_Tasks to complete_.
[1] Answer these questions about the passage on homesickness:
(a) How many times has the writer been to the beach in the last seven months?
(b) In what year did the writer leave for college?
(c) How many steps were there at the writer's second house?
[2] From the passage on homesickness, return the text word for word, starting at "Saturday, le roommates" and ending at "any other place.".
[3] Translate this sentence from the passage on homesickness into Spanish: "Mom would always stop at the bottom to pick up toys and bring them up."

_Text segment_.
====

Anyway, what I really wanted to say is that often amateur writers neglect setting in their work, and they leave their poor characters floating around in a readers’ mind in banal, shadowy places like generic bedrooms, rather than putting them someplace specific. In real life, we live in specific places: not just any room, but my room with the pile of laundry on the bathroom floor and the broken blinds and the stale scent of herbal shampoo. Not just any old park, but the park with the statue of the man who invented the chocolate bar. J.R.R. Tolkien is so fantastic with his settings that I am having such a terrible time getting through The Lord of the Rings. Any time Frodo or the other hobbits think of the shire and how they long for their home, I start crying. Homesickness…meh.

Saturday, le roommates and I went to the beach, and the fact confronted me that I’ve only been to the beach three times in the last seven months even though is less than five miles from my apartment. And by going to the beach, I mean donning a bathing suit with at least a slight intention of getting wet. Saturday was the first day since I moved here that I actually immersed myself in the Pacific. And then I realized that part of the reason that I have been homesick to some degree since I left for college back in 2001, moving away from Minnesota for the very first time, is because I have never given myself a chance to get to know the land in any other place.

If you were to ask me about Minnesota, I wouldn’t just say that I lived in a house there or went to high school there. I would tell you about the countless snow structures we built and how we would hang our mittens and hats and scarves over the radiator in our first house to let them get warm before we put them on. I would tell you about the mulberry bushes in the backyard and how they would become so ripe and juicy that you could bump the branches and they’d fall to the ground, washing it in purple, and how the birds would poop mulberry seeds all over the patio. I would tell you how our family built that patio with bricks and sand and cement blocks, and it all went quite well until the ice that winter built up under the bricks made them explode. Every winter the fire department would flood the park for ice skating, and Jack Frost would paint our windows. I remember how it feels to lie in my bedroom, the exact way the bed fits my body, and how it is to wake up there to the sounds and smells of absolute comfort — to knowing the people you love most in the world are only a wall away. When I was a little girl, in our first house, I could always tell who was coming up stairs by the rhythm of their steps. Mom would always stop at the bottom to pick up toys and bring them up. There were twelve steps at my first house. Sixteen at my second.

====

_Given data_.
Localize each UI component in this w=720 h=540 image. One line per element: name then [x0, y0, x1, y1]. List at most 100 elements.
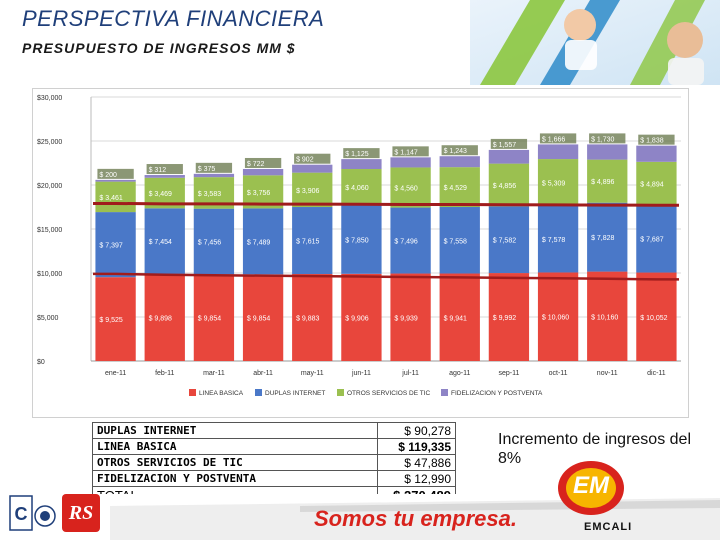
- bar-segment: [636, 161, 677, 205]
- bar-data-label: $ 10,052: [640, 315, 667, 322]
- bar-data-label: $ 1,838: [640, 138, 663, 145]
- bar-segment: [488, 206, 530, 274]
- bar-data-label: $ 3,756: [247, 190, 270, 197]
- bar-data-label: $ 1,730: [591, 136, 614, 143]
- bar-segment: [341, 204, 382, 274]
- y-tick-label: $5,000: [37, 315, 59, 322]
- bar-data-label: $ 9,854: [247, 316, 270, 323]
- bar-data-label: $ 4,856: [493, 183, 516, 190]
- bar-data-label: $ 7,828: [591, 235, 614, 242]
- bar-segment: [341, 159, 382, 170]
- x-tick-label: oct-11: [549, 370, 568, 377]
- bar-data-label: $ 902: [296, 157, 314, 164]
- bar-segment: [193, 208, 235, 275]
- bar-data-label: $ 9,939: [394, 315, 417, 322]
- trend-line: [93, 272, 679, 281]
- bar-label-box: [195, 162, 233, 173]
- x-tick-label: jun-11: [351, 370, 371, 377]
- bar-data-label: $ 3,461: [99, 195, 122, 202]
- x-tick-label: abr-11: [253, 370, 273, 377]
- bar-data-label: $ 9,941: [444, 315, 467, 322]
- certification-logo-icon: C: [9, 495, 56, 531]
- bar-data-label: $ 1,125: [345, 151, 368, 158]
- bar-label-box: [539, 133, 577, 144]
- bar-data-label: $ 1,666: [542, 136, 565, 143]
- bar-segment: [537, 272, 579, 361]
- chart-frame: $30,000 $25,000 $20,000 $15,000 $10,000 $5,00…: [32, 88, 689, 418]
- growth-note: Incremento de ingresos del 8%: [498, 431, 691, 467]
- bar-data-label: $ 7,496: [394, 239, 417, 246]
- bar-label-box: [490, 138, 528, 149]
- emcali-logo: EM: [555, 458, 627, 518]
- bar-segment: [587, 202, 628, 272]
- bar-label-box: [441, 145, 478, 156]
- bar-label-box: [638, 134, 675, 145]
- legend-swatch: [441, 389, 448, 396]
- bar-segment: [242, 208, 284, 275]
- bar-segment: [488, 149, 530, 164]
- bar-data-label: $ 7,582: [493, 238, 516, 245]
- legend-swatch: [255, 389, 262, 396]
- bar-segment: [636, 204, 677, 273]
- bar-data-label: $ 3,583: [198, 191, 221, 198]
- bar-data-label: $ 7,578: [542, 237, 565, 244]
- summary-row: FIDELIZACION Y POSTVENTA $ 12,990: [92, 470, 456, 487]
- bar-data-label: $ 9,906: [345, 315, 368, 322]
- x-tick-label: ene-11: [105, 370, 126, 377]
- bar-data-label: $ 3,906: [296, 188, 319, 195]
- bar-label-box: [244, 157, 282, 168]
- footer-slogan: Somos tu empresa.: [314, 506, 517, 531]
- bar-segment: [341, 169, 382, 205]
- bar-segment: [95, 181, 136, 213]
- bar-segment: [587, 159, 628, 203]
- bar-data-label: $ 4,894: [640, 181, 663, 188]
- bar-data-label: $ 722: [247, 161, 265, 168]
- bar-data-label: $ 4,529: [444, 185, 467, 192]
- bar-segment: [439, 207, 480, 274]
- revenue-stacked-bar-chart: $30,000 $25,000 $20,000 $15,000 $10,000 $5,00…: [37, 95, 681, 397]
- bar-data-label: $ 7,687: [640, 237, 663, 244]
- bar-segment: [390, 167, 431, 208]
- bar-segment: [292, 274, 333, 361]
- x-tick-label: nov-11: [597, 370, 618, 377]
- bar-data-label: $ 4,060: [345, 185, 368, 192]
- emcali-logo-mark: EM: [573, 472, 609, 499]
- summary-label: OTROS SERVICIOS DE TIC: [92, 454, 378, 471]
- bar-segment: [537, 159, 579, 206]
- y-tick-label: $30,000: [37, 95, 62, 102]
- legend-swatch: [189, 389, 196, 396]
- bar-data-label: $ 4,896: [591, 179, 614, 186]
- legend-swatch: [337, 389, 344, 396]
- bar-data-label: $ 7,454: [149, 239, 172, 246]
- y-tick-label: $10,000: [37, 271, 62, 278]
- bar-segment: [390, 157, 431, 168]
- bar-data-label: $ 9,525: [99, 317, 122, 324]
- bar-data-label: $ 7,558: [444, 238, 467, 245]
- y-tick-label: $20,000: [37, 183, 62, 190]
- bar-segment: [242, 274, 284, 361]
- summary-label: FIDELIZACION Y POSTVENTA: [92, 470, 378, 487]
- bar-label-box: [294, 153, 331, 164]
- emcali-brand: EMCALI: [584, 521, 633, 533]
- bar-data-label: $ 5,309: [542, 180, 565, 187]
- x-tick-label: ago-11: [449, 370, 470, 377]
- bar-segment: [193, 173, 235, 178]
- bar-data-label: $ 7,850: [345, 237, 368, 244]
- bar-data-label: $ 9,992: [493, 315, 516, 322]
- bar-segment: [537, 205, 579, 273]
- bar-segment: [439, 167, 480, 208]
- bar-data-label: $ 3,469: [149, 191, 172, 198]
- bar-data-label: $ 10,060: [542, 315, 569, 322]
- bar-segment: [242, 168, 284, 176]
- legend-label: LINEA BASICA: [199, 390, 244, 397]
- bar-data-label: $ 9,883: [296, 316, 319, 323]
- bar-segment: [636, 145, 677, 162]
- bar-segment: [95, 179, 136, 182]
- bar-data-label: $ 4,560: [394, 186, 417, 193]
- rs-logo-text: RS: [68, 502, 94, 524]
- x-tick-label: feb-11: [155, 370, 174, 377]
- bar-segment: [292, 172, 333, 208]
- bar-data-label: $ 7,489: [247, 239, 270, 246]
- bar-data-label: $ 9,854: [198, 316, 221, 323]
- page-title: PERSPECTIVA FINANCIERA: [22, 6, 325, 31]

====

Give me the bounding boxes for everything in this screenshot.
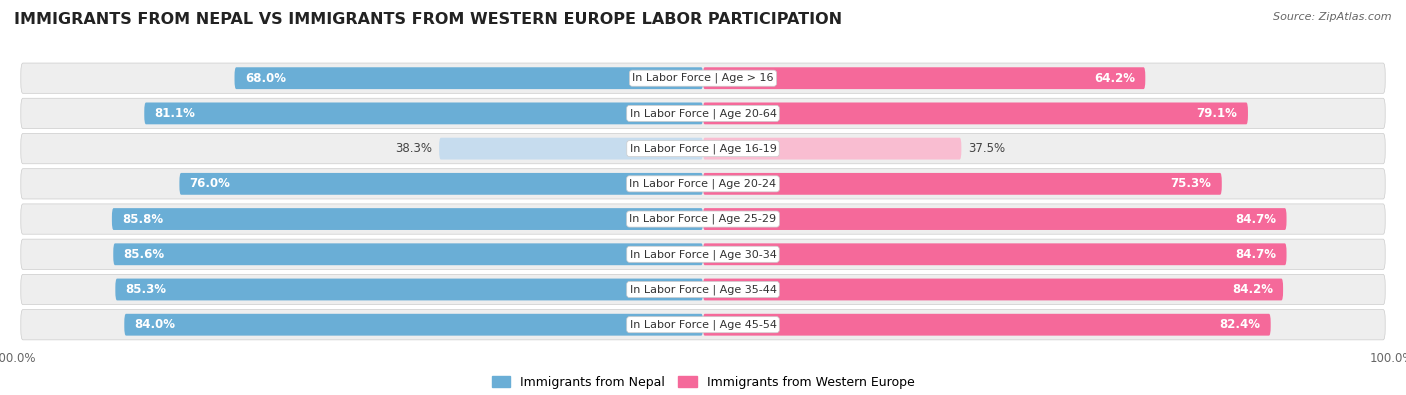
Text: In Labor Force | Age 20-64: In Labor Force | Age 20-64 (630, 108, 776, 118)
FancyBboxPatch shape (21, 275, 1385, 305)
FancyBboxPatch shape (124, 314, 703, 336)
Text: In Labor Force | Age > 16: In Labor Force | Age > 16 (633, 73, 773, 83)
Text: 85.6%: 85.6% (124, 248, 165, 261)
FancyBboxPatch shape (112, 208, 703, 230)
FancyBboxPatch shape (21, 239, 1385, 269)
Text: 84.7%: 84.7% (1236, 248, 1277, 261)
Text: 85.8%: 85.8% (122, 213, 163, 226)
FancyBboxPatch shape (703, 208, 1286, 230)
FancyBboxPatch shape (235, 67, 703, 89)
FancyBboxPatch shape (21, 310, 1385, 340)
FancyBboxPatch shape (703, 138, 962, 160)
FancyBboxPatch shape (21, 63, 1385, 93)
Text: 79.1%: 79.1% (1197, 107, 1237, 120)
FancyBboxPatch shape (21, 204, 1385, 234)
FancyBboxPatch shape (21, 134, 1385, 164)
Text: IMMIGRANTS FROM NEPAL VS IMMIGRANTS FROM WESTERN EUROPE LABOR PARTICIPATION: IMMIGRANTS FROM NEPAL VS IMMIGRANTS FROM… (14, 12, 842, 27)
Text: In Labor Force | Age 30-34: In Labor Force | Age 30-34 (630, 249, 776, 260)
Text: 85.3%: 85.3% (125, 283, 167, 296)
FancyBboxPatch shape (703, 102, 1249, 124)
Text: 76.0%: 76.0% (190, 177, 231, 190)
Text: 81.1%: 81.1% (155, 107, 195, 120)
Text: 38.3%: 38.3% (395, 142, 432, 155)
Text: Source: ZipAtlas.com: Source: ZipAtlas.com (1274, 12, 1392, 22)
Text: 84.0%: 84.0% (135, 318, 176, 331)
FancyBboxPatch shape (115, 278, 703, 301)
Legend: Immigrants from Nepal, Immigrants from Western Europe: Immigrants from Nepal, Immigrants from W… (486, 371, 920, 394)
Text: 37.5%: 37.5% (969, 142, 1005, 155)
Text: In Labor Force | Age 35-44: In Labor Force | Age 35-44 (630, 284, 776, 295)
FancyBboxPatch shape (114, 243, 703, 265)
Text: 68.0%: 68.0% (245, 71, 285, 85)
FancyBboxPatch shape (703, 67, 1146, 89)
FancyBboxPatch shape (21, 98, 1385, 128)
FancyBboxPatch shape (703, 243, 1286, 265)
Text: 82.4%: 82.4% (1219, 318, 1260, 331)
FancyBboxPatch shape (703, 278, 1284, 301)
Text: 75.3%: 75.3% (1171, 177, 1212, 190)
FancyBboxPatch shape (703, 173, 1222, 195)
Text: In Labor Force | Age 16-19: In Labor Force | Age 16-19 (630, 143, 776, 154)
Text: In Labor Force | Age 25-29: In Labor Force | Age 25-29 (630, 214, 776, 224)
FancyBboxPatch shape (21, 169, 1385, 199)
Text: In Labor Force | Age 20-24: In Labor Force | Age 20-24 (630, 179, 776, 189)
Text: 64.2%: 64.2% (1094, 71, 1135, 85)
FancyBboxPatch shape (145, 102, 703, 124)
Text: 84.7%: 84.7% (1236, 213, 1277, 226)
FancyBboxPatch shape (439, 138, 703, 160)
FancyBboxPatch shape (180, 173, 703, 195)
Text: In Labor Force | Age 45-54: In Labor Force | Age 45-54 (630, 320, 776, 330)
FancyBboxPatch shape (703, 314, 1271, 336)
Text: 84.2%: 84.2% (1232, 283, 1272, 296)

====

_The solutions_.
[1]
(a) Three times.
(b) 2001.
(c) Sixteen.

[2]
Saturday, le roommates and I went to the beach, and the fact confronted me that I’ve only been to the beach three times in the last seven months even though is less than five miles from my apartment. And by going to the beach, I mean donning a bathing suit with at least a slight intention of getting wet. Saturday was the first day since I moved here that I actually immersed myself in the Pacific. And then I realized that part of the reason that I have been homesick to some degree since I left for college back in 2001, moving away from Minnesota for the very first time, is because I have never given myself a chance to get to know the land in any other place.

[3] Mamá siempre se detenía al pie de la escalera para recoger los juguetes y subirlos.